>>

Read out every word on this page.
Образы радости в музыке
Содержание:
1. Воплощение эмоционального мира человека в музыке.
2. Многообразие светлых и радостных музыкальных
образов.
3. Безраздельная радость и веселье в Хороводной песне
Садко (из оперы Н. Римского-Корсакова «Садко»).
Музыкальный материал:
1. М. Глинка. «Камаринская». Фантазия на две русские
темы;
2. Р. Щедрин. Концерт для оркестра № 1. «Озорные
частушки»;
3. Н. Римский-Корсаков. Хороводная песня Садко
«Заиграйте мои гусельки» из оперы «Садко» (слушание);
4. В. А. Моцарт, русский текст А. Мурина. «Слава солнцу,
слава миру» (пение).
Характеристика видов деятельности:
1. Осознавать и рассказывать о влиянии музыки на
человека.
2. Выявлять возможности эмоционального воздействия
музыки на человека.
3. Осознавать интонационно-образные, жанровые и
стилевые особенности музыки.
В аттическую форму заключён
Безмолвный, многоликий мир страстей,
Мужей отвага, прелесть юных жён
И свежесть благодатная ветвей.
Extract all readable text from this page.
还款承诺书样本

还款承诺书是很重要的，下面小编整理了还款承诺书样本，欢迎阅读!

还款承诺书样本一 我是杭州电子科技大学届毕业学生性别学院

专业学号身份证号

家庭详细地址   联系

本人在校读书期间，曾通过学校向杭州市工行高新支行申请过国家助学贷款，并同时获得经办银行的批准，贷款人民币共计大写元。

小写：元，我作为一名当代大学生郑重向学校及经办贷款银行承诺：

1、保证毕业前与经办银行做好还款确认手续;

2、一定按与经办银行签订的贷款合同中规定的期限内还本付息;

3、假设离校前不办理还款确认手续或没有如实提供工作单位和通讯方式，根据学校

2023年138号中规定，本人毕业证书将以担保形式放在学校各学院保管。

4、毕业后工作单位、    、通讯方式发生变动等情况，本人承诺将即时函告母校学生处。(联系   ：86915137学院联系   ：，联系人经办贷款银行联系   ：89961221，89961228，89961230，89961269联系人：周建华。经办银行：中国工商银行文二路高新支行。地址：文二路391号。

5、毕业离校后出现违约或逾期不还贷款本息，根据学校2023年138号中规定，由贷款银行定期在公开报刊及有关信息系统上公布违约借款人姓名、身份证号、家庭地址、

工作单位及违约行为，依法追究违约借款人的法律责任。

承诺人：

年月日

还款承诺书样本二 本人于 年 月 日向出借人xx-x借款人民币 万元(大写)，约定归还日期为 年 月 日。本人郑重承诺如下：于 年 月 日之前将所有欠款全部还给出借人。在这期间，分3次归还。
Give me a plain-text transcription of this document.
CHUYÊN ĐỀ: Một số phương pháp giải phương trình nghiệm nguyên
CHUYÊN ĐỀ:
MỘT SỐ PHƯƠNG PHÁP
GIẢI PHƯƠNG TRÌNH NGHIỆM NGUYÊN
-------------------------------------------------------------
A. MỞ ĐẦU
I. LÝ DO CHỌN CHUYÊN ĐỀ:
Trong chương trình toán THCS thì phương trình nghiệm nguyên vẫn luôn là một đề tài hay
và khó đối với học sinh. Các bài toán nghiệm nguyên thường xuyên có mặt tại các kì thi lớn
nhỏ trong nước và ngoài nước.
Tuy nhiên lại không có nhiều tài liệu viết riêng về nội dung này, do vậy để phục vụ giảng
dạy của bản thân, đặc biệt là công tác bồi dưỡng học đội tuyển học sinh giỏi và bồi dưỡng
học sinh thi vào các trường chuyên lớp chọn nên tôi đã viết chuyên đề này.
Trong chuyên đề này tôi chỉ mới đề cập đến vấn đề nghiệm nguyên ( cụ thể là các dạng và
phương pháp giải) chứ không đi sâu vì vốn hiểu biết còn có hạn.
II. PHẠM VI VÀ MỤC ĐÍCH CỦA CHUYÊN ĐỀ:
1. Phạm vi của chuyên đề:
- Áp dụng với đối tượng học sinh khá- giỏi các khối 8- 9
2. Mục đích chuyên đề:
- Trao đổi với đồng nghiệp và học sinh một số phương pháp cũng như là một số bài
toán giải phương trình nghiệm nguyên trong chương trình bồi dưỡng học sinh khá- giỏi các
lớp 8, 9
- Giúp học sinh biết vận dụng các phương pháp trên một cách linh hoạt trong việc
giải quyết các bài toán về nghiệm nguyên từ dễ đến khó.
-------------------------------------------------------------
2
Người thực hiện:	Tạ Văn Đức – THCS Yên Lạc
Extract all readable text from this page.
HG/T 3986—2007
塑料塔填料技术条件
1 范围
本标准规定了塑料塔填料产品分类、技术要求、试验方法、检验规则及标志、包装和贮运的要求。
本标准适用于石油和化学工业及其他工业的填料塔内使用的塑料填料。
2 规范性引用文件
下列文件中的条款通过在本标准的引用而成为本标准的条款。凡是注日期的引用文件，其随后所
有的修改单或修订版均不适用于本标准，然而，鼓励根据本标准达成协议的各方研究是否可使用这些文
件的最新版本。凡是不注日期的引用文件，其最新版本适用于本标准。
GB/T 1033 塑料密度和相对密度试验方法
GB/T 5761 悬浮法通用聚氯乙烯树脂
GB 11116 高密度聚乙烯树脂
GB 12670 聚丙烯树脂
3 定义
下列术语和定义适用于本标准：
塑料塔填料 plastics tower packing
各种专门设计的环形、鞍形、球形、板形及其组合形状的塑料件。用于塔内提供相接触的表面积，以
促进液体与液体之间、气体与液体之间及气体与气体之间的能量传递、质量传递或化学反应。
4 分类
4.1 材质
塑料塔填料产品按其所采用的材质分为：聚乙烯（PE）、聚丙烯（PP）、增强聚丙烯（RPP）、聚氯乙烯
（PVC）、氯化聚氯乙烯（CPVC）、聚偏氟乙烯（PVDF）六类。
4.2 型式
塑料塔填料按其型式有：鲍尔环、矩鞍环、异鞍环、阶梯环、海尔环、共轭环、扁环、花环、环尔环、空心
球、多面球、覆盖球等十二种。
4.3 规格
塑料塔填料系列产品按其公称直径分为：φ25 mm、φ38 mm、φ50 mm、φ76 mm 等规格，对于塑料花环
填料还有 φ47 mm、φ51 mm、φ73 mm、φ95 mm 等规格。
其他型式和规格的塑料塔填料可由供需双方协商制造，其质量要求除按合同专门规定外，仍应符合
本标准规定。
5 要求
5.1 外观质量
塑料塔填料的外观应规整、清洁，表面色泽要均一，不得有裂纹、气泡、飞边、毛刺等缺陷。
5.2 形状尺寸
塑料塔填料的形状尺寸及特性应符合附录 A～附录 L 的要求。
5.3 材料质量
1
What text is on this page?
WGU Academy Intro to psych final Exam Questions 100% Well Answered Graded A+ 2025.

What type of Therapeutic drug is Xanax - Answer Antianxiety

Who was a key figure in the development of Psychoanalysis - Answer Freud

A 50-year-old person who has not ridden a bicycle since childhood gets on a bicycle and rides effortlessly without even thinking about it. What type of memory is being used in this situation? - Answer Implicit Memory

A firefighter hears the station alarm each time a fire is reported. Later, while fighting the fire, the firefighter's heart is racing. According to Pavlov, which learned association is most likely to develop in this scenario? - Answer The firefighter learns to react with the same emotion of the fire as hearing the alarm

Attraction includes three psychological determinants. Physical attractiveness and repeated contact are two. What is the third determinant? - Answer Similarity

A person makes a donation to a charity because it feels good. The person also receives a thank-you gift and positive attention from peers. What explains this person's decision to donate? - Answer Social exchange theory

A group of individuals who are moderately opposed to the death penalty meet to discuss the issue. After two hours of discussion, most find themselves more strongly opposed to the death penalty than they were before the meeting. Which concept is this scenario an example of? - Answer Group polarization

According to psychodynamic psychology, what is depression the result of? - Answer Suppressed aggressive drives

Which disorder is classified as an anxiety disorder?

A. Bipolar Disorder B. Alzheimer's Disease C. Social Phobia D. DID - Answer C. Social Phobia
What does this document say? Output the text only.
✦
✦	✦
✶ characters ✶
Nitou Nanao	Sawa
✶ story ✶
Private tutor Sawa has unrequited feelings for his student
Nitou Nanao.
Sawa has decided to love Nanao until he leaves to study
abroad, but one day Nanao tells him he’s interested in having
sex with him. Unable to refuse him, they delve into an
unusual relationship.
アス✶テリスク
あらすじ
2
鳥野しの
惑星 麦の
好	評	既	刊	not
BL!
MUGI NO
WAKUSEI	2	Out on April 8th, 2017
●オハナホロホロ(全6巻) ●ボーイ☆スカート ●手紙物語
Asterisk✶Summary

<<

Each line in the listing above either holds the string "Nanao" or does not; state how many do, giving the number only.

4